Stored data

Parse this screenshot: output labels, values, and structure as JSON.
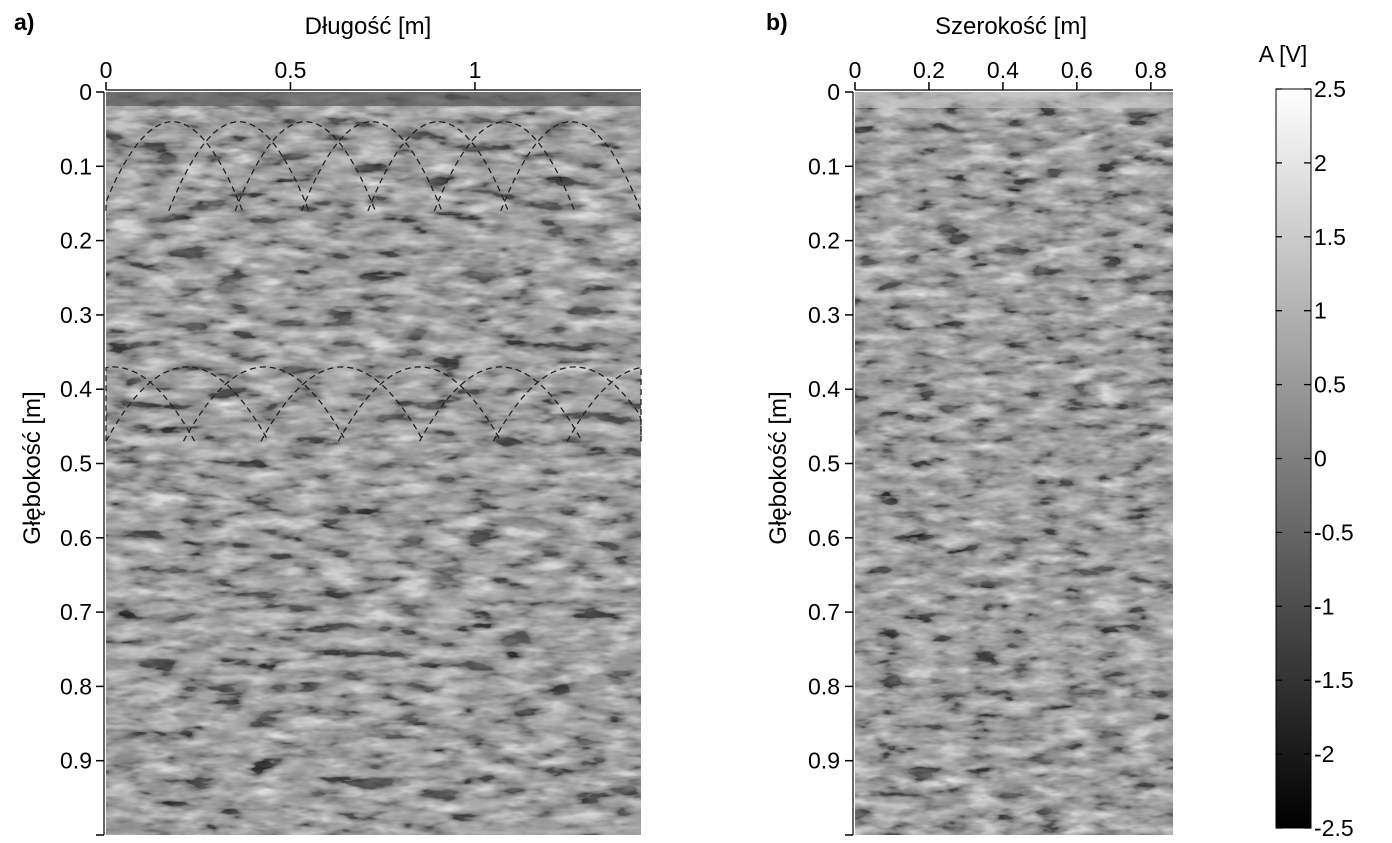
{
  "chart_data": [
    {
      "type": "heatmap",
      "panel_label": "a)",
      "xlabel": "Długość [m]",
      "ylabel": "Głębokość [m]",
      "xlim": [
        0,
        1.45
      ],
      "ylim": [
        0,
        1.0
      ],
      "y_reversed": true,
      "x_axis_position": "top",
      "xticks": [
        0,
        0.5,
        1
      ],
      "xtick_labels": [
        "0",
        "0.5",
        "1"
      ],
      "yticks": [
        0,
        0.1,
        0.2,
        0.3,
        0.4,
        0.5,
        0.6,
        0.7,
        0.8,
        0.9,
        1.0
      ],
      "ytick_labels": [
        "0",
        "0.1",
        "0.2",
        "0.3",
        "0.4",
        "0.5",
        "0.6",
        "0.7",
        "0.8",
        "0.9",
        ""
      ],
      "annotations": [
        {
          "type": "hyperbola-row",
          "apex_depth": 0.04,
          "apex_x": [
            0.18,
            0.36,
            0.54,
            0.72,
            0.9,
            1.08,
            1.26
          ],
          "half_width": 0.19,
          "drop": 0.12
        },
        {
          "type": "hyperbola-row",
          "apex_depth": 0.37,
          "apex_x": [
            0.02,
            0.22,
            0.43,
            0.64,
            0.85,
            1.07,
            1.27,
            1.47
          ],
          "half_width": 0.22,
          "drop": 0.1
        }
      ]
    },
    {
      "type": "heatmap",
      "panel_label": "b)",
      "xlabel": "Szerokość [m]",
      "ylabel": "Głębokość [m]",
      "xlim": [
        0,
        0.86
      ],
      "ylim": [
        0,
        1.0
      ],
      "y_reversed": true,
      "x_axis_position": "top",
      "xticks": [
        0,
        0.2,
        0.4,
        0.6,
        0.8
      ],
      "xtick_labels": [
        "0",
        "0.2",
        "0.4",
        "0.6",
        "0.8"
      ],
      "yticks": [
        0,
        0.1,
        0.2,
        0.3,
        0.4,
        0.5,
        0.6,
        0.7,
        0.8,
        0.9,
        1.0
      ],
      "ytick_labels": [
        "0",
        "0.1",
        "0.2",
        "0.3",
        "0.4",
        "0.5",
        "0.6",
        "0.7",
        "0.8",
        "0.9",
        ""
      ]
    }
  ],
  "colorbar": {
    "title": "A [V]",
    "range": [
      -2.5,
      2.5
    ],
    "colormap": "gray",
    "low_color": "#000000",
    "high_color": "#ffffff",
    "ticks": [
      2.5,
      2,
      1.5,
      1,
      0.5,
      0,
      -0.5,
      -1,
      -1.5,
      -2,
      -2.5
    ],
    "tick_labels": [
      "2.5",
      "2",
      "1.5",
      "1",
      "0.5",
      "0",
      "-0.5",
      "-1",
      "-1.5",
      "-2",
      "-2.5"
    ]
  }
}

Aim of the exercise
Print the whole listing above once more, word for word, without its pictures.

Response
Parse this screenshot: output labels, values, and structure as JSON.
{
  "chart_data": [
    {
      "type": "heatmap",
      "panel_label": "a)",
      "xlabel": "Długość [m]",
      "ylabel": "Głębokość [m]",
      "xlim": [
        0,
        1.45
      ],
      "ylim": [
        0,
        1.0
      ],
      "y_reversed": true,
      "x_axis_position": "top",
      "xticks": [
        0,
        0.5,
        1
      ],
      "xtick_labels": [
        "0",
        "0.5",
        "1"
      ],
      "yticks": [
        0,
        0.1,
        0.2,
        0.3,
        0.4,
        0.5,
        0.6,
        0.7,
        0.8,
        0.9,
        1.0
      ],
      "ytick_labels": [
        "0",
        "0.1",
        "0.2",
        "0.3",
        "0.4",
        "0.5",
        "0.6",
        "0.7",
        "0.8",
        "0.9",
        ""
      ],
      "annotations": [
        {
          "type": "hyperbola-row",
          "apex_depth": 0.04,
          "apex_x": [
            0.18,
            0.36,
            0.54,
            0.72,
            0.9,
            1.08,
            1.26
          ],
          "half_width": 0.19,
          "drop": 0.12
        },
        {
          "type": "hyperbola-row",
          "apex_depth": 0.37,
          "apex_x": [
            0.02,
            0.22,
            0.43,
            0.64,
            0.85,
            1.07,
            1.27,
            1.47
          ],
          "half_width": 0.22,
          "drop": 0.1
        }
      ]
    },
    {
      "type": "heatmap",
      "panel_label": "b)",
      "xlabel": "Szerokość [m]",
      "ylabel": "Głębokość [m]",
      "xlim": [
        0,
        0.86
      ],
      "ylim": [
        0,
        1.0
      ],
      "y_reversed": true,
      "x_axis_position": "top",
      "xticks": [
        0,
        0.2,
        0.4,
        0.6,
        0.8
      ],
      "xtick_labels": [
        "0",
        "0.2",
        "0.4",
        "0.6",
        "0.8"
      ],
      "yticks": [
        0,
        0.1,
        0.2,
        0.3,
        0.4,
        0.5,
        0.6,
        0.7,
        0.8,
        0.9,
        1.0
      ],
      "ytick_labels": [
        "0",
        "0.1",
        "0.2",
        "0.3",
        "0.4",
        "0.5",
        "0.6",
        "0.7",
        "0.8",
        "0.9",
        ""
      ]
    }
  ],
  "colorbar": {
    "title": "A [V]",
    "range": [
      -2.5,
      2.5
    ],
    "colormap": "gray",
    "low_color": "#000000",
    "high_color": "#ffffff",
    "ticks": [
      2.5,
      2,
      1.5,
      1,
      0.5,
      0,
      -0.5,
      -1,
      -1.5,
      -2,
      -2.5
    ],
    "tick_labels": [
      "2.5",
      "2",
      "1.5",
      "1",
      "0.5",
      "0",
      "-0.5",
      "-1",
      "-1.5",
      "-2",
      "-2.5"
    ]
  }
}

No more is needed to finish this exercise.